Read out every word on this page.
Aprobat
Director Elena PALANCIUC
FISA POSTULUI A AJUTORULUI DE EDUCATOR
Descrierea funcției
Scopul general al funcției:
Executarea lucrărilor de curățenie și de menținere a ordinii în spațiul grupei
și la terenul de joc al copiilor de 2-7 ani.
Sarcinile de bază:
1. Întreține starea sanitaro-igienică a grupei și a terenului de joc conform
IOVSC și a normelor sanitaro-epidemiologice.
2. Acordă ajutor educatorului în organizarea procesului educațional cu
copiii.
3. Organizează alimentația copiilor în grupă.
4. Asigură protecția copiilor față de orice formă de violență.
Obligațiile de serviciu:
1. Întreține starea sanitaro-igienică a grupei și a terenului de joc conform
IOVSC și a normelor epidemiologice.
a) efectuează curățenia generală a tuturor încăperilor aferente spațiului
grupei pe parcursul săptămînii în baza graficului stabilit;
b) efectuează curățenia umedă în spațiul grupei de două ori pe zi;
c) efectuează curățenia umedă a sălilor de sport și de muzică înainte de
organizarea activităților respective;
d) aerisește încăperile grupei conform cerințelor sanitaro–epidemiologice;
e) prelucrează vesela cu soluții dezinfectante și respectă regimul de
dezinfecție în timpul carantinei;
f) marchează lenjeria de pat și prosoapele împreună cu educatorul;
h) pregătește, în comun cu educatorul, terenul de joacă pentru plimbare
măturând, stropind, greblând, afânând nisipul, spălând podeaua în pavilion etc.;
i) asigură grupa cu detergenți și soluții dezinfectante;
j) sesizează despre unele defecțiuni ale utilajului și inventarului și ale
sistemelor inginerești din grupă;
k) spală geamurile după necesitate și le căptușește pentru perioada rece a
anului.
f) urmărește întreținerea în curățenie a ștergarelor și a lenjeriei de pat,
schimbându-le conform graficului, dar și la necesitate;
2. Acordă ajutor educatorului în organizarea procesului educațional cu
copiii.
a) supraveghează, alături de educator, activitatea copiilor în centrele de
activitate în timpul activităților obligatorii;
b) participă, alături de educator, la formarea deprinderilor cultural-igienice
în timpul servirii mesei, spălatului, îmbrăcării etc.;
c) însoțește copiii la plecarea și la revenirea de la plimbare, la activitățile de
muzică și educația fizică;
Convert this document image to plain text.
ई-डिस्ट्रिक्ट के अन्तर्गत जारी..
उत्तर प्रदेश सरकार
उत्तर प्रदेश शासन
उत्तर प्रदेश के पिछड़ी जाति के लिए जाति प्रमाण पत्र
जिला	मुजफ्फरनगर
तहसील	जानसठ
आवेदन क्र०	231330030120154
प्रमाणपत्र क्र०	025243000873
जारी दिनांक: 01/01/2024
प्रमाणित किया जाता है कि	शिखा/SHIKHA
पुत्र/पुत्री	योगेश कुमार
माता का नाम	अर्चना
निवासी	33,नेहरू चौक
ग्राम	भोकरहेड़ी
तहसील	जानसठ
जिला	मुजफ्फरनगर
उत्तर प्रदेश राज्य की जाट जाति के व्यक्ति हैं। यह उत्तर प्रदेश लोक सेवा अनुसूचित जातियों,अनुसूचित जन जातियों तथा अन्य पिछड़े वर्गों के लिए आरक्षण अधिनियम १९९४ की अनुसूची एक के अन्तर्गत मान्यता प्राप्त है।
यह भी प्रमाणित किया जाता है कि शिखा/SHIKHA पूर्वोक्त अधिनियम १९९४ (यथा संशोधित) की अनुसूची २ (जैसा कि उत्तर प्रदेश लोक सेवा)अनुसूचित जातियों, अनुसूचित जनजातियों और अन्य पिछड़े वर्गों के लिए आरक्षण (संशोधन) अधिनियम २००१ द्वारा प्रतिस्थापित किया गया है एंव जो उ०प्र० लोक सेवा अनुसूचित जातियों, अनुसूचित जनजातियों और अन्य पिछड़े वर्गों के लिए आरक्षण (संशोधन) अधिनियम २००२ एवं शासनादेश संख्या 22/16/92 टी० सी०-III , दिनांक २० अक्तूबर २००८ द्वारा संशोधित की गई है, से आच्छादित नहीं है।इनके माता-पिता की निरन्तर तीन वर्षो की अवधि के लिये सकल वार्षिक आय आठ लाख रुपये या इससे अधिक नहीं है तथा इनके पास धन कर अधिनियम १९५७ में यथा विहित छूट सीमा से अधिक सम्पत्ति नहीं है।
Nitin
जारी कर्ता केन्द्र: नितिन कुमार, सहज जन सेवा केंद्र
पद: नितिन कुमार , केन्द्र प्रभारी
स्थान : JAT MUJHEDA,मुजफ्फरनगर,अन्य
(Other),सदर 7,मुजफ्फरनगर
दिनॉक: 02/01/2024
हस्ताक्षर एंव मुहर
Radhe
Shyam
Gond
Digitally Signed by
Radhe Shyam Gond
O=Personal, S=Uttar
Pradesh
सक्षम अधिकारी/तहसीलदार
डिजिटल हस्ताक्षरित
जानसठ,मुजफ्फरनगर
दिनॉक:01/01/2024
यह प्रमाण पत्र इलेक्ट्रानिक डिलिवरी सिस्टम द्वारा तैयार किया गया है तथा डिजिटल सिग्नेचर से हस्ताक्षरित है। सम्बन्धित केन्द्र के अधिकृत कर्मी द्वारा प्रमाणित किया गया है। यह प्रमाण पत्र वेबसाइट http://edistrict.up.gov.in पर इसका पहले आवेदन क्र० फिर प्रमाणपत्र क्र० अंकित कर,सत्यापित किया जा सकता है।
########################################
Task requirements
Print all of the entries again, exactly as written.

Output below
Read out every word on this page.
Aprobat
Director Elena PALANCIUC
FISA POSTULUI A AJUTORULUI DE EDUCATOR
Descrierea funcției
Scopul general al funcției:
Executarea lucrărilor de curățenie și de menținere a ordinii în spațiul grupei
și la terenul de joc al copiilor de 2-7 ani.
Sarcinile de bază:
1. Întreține starea sanitaro-igienică a grupei și a terenului de joc conform
IOVSC și a normelor sanitaro-epidemiologice.
2. Acordă ajutor educatorului în organizarea procesului educațional cu
copiii.
3. Organizează alimentația copiilor în grupă.
4. Asigură protecția copiilor față de orice formă de violență.
Obligațiile de serviciu:
1. Întreține starea sanitaro-igienică a grupei și a terenului de joc conform
IOVSC și a normelor epidemiologice.
a) efectuează curățenia generală a tuturor încăperilor aferente spațiului
grupei pe parcursul săptămînii în baza graficului stabilit;
b) efectuează curățenia umedă în spațiul grupei de două ori pe zi;
c) efectuează curățenia umedă a sălilor de sport și de muzică înainte de
organizarea activităților respective;
d) aerisește încăperile grupei conform cerințelor sanitaro–epidemiologice;
e) prelucrează vesela cu soluții dezinfectante și respectă regimul de
dezinfecție în timpul carantinei;
f) marchează lenjeria de pat și prosoapele împreună cu educatorul;
h) pregătește, în comun cu educatorul, terenul de joacă pentru plimbare
măturând, stropind, greblând, afânând nisipul, spălând podeaua în pavilion etc.;
i) asigură grupa cu detergenți și soluții dezinfectante;
j) sesizează despre unele defecțiuni ale utilajului și inventarului și ale
sistemelor inginerești din grupă;
k) spală geamurile după necesitate și le căptușește pentru perioada rece a
anului.
f) urmărește întreținerea în curățenie a ștergarelor și a lenjeriei de pat,
schimbându-le conform graficului, dar și la necesitate;
2. Acordă ajutor educatorului în organizarea procesului educațional cu
copiii.
a) supraveghează, alături de educator, activitatea copiilor în centrele de
activitate în timpul activităților obligatorii;
b) participă, alături de educator, la formarea deprinderilor cultural-igienice
în timpul servirii mesei, spălatului, îmbrăcării etc.;
c) însoțește copiii la plecarea și la revenirea de la plimbare, la activitățile de
muzică și educația fizică;
Convert this document image to plain text.
ई-डिस्ट्रिक्ट के अन्तर्गत जारी..
उत्तर प्रदेश सरकार
उत्तर प्रदेश शासन
उत्तर प्रदेश के पिछड़ी जाति के लिए जाति प्रमाण पत्र
जिला	मुजफ्फरनगर
तहसील	जानसठ
आवेदन क्र०	231330030120154
प्रमाणपत्र क्र०	025243000873
जारी दिनांक: 01/01/2024
प्रमाणित किया जाता है कि	शिखा/SHIKHA
पुत्र/पुत्री	योगेश कुमार
माता का नाम	अर्चना
निवासी	33,नेहरू चौक
ग्राम	भोकरहेड़ी
तहसील	जानसठ
जिला	मुजफ्फरनगर
उत्तर प्रदेश राज्य की जाट जाति के व्यक्ति हैं। यह उत्तर प्रदेश लोक सेवा अनुसूचित जातियों,अनुसूचित जन जातियों तथा अन्य पिछड़े वर्गों के लिए आरक्षण अधिनियम १९९४ की अनुसूची एक के अन्तर्गत मान्यता प्राप्त है।
यह भी प्रमाणित किया जाता है कि शिखा/SHIKHA पूर्वोक्त अधिनियम १९९४ (यथा संशोधित) की अनुसूची २ (जैसा कि उत्तर प्रदेश लोक सेवा)अनुसूचित जातियों, अनुसूचित जनजातियों और अन्य पिछड़े वर्गों के लिए आरक्षण (संशोधन) अधिनियम २००१ द्वारा प्रतिस्थापित किया गया है एंव जो उ०प्र० लोक सेवा अनुसूचित जातियों, अनुसूचित जनजातियों और अन्य पिछड़े वर्गों के लिए आरक्षण (संशोधन) अधिनियम २००२ एवं शासनादेश संख्या 22/16/92 टी० सी०-III , दिनांक २० अक्तूबर २००८ द्वारा संशोधित की गई है, से आच्छादित नहीं है।इनके माता-पिता की निरन्तर तीन वर्षो की अवधि के लिये सकल वार्षिक आय आठ लाख रुपये या इससे अधिक नहीं है तथा इनके पास धन कर अधिनियम १९५७ में यथा विहित छूट सीमा से अधिक सम्पत्ति नहीं है।
Nitin
जारी कर्ता केन्द्र: नितिन कुमार, सहज जन सेवा केंद्र
पद: नितिन कुमार , केन्द्र प्रभारी
स्थान : JAT MUJHEDA,मुजफ्फरनगर,अन्य
(Other),सदर 7,मुजफ्फरनगर
दिनॉक: 02/01/2024
हस्ताक्षर एंव मुहर
Radhe
Shyam
Gond
Digitally Signed by
Radhe Shyam Gond
O=Personal, S=Uttar
Pradesh
सक्षम अधिकारी/तहसीलदार
डिजिटल हस्ताक्षरित
जानसठ,मुजफ्फरनगर
दिनॉक:01/01/2024
यह प्रमाण पत्र इलेक्ट्रानिक डिलिवरी सिस्टम द्वारा तैयार किया गया है तथा डिजिटल सिग्नेचर से हस्ताक्षरित है। सम्बन्धित केन्द्र के अधिकृत कर्मी द्वारा प्रमाणित किया गया है। यह प्रमाण पत्र वेबसाइट http://edistrict.up.gov.in पर इसका पहले आवेदन क्र० फिर प्रमाणपत्र क्र० अंकित कर,सत्यापित किया जा सकता है।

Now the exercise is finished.